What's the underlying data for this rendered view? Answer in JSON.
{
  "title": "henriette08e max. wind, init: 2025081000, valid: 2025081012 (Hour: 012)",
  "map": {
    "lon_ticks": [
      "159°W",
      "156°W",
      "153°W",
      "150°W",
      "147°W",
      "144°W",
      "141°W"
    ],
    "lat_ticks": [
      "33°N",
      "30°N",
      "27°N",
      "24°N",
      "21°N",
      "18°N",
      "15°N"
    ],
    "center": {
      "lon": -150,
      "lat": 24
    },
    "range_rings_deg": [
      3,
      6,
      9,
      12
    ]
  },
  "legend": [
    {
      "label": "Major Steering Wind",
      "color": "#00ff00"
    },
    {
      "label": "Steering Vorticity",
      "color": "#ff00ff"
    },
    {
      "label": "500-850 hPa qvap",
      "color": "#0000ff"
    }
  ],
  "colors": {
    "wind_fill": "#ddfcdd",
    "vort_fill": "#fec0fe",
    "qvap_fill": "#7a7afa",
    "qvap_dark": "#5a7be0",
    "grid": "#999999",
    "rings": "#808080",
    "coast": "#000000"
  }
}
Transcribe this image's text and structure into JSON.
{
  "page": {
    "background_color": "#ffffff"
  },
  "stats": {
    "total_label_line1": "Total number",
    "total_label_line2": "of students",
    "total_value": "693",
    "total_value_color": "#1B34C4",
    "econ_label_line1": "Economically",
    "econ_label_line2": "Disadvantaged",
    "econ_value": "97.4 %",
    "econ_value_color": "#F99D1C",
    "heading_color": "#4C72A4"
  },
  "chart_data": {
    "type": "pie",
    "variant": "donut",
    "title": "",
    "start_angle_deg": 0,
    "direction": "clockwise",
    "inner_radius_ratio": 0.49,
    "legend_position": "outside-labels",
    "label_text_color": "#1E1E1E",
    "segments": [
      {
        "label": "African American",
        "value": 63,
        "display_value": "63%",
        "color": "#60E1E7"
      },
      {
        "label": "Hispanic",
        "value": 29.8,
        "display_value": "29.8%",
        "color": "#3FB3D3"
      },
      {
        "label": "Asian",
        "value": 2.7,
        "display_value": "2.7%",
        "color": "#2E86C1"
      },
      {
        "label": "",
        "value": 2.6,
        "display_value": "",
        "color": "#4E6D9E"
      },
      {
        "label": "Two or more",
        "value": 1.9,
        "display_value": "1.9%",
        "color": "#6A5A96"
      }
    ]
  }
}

····················

→ TASK BRIEF
From the records above, copy every line that holds the word "title".

→ WRITTEN RESPONSE
  "title": "henriette08e max. wind, init: 2025081000, valid: 2025081012 (Hour: 012)",
    "title": "",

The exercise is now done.